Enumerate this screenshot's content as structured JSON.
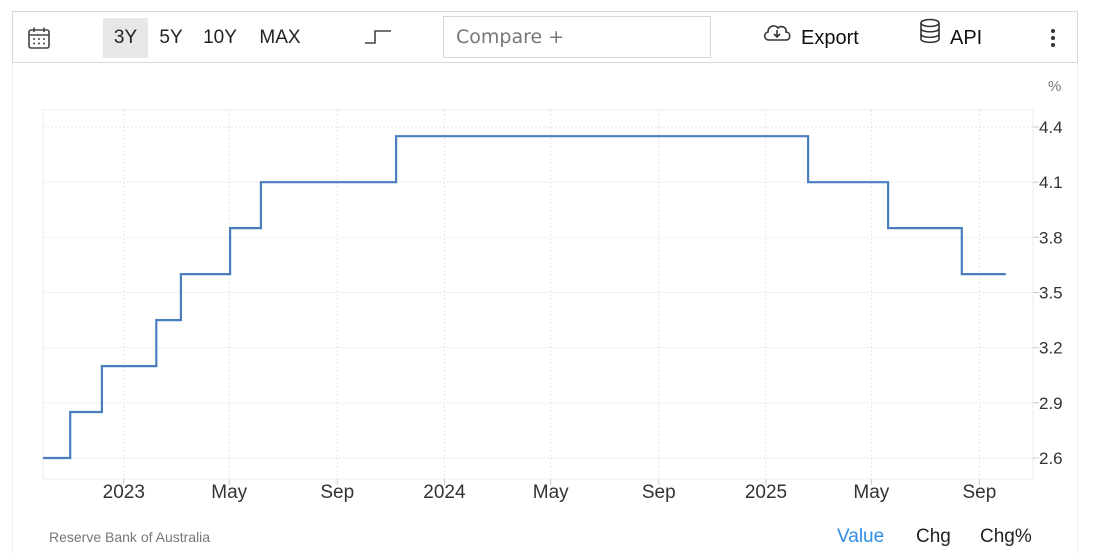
{
  "toolbar": {
    "ranges": [
      "3Y",
      "5Y",
      "10Y",
      "MAX"
    ],
    "active_range": "3Y",
    "compare_placeholder": "Compare +",
    "export_label": "Export",
    "api_label": "API",
    "icons": [
      "calendar-icon",
      "step-line-icon",
      "cloud-download-icon",
      "database-icon",
      "more-vertical-icon"
    ]
  },
  "footer": {
    "source": "Reserve Bank of Australia",
    "tabs": [
      "Value",
      "Chg",
      "Chg%"
    ],
    "active_tab": "Value"
  },
  "colors": {
    "line": "#4a7ebf",
    "active_tab": "#2e8ee6",
    "grid": "#e6e6e6"
  },
  "chart_data": {
    "type": "line",
    "style": "step",
    "unit_label": "%",
    "y_ticks": [
      2.6,
      2.9,
      3.2,
      3.5,
      3.8,
      4.1,
      4.4
    ],
    "ylim": [
      2.6,
      4.4
    ],
    "x_tick_labels": [
      {
        "date": "2023-01-01",
        "label": "2023"
      },
      {
        "date": "2023-05-01",
        "label": "May"
      },
      {
        "date": "2023-09-01",
        "label": "Sep"
      },
      {
        "date": "2024-01-01",
        "label": "2024"
      },
      {
        "date": "2024-05-01",
        "label": "May"
      },
      {
        "date": "2024-09-01",
        "label": "Sep"
      },
      {
        "date": "2025-01-01",
        "label": "2025"
      },
      {
        "date": "2025-05-01",
        "label": "May"
      },
      {
        "date": "2025-09-01",
        "label": "Sep"
      }
    ],
    "xlim": [
      "2022-10-01",
      "2025-11-01"
    ],
    "grid": true,
    "series": [
      {
        "points": [
          {
            "date": "2022-10-01",
            "value": 2.6
          },
          {
            "date": "2022-11-01",
            "value": 2.85
          },
          {
            "date": "2022-12-07",
            "value": 3.1
          },
          {
            "date": "2023-02-07",
            "value": 3.35
          },
          {
            "date": "2023-03-07",
            "value": 3.6
          },
          {
            "date": "2023-05-02",
            "value": 3.85
          },
          {
            "date": "2023-06-06",
            "value": 4.1
          },
          {
            "date": "2023-11-07",
            "value": 4.35
          },
          {
            "date": "2025-02-18",
            "value": 4.1
          },
          {
            "date": "2025-05-20",
            "value": 3.85
          },
          {
            "date": "2025-08-12",
            "value": 3.6
          },
          {
            "date": "2025-10-01",
            "value": 3.6
          }
        ]
      }
    ]
  }
}
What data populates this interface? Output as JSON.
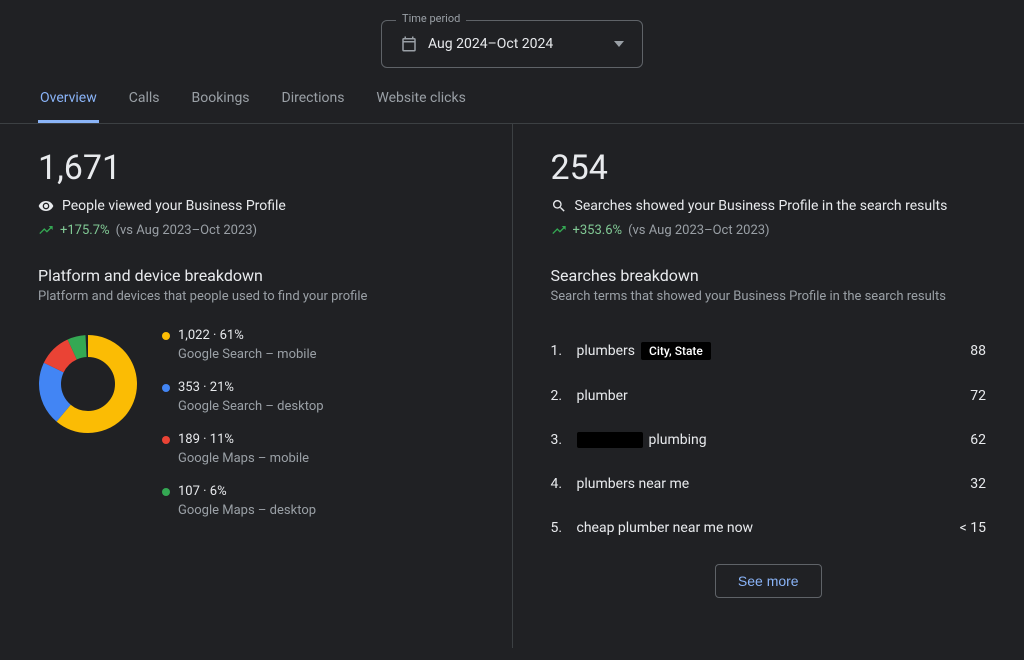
{
  "time_period": {
    "legend": "Time period",
    "value": "Aug 2024–Oct 2024"
  },
  "tabs": [
    {
      "label": "Overview",
      "active": true
    },
    {
      "label": "Calls"
    },
    {
      "label": "Bookings"
    },
    {
      "label": "Directions"
    },
    {
      "label": "Website clicks"
    }
  ],
  "views": {
    "total": "1,671",
    "label": "People viewed your Business Profile",
    "trend_pct": "+175.7%",
    "trend_compare": "(vs Aug 2023–Oct 2023)",
    "breakdown_title": "Platform and device breakdown",
    "breakdown_sub": "Platform and devices that people used to find your profile",
    "segments": [
      {
        "value": "1,022",
        "pct": "61%",
        "label": "Google Search – mobile",
        "color": "#fbbc04",
        "frac": 0.61
      },
      {
        "value": "353",
        "pct": "21%",
        "label": "Google Search – desktop",
        "color": "#4285f4",
        "frac": 0.21
      },
      {
        "value": "189",
        "pct": "11%",
        "label": "Google Maps – mobile",
        "color": "#ea4335",
        "frac": 0.11
      },
      {
        "value": "107",
        "pct": "6%",
        "label": "Google Maps – desktop",
        "color": "#34a853",
        "frac": 0.06
      }
    ]
  },
  "searches": {
    "total": "254",
    "label": "Searches showed your Business Profile in the search results",
    "trend_pct": "+353.6%",
    "trend_compare": "(vs Aug 2023–Oct 2023)",
    "breakdown_title": "Searches breakdown",
    "breakdown_sub": "Search terms that showed your Business Profile in the search results",
    "terms": [
      {
        "rank": "1.",
        "prefix": "plumbers",
        "redacted": "City, State",
        "suffix": "",
        "count": "88"
      },
      {
        "rank": "2.",
        "prefix": "plumber",
        "redacted": "",
        "suffix": "",
        "count": "72"
      },
      {
        "rank": "3.",
        "prefix": "",
        "redacted": " ",
        "suffix": "plumbing",
        "count": "62"
      },
      {
        "rank": "4.",
        "prefix": "plumbers near me",
        "redacted": "",
        "suffix": "",
        "count": "32"
      },
      {
        "rank": "5.",
        "prefix": "cheap plumber near me now",
        "redacted": "",
        "suffix": "",
        "count": "< 15"
      }
    ],
    "see_more": "See more"
  },
  "chart_data": {
    "type": "pie",
    "title": "Platform and device breakdown",
    "categories": [
      "Google Search – mobile",
      "Google Search – desktop",
      "Google Maps – mobile",
      "Google Maps – desktop"
    ],
    "values": [
      1022,
      353,
      189,
      107
    ],
    "percentages": [
      61,
      21,
      11,
      6
    ],
    "colors": [
      "#fbbc04",
      "#4285f4",
      "#ea4335",
      "#34a853"
    ]
  }
}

===

# Task to carry out
Reproduce each line of the entries in which the word "that" is found.

# Correct result
    "breakdown_sub": "Platform and devices that people used to find your profile",
    "breakdown_sub": "Search terms that showed your Business Profile in the search results",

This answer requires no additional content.